• **PROVIDED INFORMATION**:
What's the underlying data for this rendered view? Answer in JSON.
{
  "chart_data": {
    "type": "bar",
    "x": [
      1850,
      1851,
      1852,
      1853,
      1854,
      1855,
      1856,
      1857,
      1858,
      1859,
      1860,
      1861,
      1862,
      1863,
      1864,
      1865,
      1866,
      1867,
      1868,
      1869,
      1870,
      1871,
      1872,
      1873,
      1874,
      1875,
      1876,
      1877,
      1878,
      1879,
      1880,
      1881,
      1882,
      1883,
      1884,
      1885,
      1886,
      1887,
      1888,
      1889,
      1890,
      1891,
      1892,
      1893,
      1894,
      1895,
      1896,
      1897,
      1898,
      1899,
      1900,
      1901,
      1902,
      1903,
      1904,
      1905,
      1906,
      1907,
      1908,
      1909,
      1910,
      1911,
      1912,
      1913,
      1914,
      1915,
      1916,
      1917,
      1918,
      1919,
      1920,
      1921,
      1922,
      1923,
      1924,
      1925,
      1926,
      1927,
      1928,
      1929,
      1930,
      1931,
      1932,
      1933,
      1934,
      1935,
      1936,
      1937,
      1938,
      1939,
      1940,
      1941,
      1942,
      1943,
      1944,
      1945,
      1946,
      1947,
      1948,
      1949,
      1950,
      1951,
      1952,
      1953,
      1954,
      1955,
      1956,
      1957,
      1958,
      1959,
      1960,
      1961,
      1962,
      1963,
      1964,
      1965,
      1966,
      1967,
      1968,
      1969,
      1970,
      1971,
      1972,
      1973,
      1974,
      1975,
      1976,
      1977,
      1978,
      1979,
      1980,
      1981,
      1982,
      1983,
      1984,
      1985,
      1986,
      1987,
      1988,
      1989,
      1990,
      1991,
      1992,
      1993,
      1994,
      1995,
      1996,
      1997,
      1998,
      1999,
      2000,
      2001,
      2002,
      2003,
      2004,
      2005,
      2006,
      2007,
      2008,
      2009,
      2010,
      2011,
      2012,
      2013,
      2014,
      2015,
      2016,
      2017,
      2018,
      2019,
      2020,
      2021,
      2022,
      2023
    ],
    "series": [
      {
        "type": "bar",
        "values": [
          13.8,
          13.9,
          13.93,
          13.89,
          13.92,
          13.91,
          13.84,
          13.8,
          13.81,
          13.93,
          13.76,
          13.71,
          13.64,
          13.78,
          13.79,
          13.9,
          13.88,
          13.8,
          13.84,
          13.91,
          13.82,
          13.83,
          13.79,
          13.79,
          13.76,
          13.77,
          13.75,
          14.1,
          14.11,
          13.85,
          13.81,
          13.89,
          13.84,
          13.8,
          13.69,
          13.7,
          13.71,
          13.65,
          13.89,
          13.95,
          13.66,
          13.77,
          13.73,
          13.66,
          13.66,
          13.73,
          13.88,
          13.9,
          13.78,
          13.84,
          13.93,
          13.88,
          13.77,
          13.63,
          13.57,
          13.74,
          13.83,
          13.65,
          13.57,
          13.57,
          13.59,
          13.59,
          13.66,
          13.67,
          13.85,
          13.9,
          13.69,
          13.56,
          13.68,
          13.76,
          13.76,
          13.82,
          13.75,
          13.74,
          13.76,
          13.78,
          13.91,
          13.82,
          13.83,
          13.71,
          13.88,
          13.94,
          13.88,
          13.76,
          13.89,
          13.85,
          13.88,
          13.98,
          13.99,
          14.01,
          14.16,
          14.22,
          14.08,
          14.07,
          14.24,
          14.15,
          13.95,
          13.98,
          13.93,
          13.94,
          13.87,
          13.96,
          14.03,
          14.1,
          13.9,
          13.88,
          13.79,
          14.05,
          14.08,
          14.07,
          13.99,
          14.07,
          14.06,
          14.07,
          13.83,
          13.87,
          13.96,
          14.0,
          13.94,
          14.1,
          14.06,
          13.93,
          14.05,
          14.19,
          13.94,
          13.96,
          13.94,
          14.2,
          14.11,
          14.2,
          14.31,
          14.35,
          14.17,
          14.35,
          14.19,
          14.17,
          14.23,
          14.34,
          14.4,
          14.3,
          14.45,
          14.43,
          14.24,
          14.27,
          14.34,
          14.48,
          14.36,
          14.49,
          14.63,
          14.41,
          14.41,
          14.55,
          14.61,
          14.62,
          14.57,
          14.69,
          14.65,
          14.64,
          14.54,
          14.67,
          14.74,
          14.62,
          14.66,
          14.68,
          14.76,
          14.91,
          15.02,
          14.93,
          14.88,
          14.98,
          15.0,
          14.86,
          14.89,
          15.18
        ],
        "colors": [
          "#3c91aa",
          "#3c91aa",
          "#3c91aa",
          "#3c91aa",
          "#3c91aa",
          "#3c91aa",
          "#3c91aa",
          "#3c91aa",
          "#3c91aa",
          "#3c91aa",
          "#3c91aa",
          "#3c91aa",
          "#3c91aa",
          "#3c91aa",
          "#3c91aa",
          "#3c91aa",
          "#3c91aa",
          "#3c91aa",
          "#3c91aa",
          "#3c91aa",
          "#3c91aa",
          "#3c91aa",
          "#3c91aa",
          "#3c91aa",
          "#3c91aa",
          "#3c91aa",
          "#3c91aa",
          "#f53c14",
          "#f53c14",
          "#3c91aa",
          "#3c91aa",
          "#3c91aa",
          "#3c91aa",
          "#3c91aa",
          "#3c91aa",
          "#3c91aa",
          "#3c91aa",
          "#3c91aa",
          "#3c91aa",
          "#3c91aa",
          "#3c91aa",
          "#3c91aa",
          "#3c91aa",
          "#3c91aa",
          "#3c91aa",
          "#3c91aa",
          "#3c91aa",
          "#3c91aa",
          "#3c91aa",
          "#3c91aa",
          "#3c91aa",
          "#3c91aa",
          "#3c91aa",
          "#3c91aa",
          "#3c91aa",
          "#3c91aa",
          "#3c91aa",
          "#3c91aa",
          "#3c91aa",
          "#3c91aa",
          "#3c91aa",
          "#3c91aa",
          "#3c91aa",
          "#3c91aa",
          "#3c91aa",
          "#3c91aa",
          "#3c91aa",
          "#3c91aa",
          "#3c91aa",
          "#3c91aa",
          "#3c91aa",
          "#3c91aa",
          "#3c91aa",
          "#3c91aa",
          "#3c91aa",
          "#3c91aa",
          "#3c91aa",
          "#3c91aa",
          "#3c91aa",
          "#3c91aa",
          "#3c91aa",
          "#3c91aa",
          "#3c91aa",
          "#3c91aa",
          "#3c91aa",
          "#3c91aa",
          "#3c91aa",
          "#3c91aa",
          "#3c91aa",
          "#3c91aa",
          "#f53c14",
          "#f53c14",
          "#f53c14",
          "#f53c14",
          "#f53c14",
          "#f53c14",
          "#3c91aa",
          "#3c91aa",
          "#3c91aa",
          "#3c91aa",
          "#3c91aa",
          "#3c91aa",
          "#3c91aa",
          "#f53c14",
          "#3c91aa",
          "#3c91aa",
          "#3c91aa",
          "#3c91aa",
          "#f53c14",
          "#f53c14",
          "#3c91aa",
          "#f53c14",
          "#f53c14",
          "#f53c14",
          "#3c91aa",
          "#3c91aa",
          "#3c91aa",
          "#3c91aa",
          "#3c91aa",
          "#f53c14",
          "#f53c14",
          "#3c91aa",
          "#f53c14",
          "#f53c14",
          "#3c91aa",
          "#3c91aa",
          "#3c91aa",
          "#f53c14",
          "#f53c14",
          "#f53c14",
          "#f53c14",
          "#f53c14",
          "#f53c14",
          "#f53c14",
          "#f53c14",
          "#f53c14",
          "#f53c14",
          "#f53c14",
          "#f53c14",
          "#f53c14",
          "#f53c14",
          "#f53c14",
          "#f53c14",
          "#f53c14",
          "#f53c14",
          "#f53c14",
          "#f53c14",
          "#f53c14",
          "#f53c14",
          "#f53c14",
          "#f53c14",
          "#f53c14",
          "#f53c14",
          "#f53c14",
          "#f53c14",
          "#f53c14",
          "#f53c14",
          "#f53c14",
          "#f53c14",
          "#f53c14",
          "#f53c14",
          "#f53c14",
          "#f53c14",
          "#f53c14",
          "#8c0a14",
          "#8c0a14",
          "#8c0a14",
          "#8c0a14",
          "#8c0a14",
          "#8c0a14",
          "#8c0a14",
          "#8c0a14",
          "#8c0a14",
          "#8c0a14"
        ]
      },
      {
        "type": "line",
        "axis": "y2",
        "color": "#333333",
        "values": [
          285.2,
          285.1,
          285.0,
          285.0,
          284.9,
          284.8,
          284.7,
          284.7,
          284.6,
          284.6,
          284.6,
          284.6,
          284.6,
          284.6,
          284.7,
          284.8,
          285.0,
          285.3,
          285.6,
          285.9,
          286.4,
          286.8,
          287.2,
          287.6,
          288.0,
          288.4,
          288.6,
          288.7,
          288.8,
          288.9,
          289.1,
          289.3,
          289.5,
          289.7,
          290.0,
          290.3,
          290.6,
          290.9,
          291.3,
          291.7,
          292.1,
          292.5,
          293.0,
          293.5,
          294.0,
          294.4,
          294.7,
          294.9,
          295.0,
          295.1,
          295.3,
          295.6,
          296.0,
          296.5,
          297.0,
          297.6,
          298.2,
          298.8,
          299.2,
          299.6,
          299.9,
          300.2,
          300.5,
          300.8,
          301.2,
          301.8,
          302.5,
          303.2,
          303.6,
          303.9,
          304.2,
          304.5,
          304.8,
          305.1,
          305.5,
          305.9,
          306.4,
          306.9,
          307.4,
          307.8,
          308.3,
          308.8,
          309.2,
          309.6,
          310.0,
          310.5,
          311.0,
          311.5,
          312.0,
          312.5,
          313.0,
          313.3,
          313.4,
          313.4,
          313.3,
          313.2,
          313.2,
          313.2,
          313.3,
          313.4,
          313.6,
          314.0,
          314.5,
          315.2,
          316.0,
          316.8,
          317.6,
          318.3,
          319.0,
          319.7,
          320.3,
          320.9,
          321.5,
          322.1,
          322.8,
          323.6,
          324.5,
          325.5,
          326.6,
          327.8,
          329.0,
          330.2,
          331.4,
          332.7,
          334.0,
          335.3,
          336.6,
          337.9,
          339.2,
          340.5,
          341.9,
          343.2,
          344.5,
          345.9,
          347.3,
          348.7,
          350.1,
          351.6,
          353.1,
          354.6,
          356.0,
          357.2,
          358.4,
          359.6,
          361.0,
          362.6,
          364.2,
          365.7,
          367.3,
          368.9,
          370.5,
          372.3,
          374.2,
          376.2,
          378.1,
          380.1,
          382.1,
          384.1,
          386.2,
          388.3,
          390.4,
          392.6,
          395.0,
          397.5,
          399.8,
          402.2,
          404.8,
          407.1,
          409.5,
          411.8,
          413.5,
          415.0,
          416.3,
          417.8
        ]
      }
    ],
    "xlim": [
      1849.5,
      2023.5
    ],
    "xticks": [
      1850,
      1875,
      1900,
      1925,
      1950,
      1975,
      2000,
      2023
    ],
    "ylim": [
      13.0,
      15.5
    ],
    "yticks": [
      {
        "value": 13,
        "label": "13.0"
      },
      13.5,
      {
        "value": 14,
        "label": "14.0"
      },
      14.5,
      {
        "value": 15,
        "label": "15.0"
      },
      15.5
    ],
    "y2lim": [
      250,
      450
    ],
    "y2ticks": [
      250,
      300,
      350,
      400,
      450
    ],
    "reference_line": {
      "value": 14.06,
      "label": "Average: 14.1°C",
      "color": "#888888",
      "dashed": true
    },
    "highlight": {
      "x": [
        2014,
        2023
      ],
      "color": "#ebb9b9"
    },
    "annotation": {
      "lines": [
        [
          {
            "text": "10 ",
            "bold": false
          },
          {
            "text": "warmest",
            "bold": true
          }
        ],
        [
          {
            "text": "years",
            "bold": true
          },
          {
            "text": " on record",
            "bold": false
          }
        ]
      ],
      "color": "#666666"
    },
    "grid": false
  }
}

• **TO BE DONE**: Identify the lines that hold the word "text". Copy every one of them.

• **OUTPUT OF THE EXERCISE**:
            "text": "10 ",
            "text": "warmest",
            "text": "years",
            "text": " on record",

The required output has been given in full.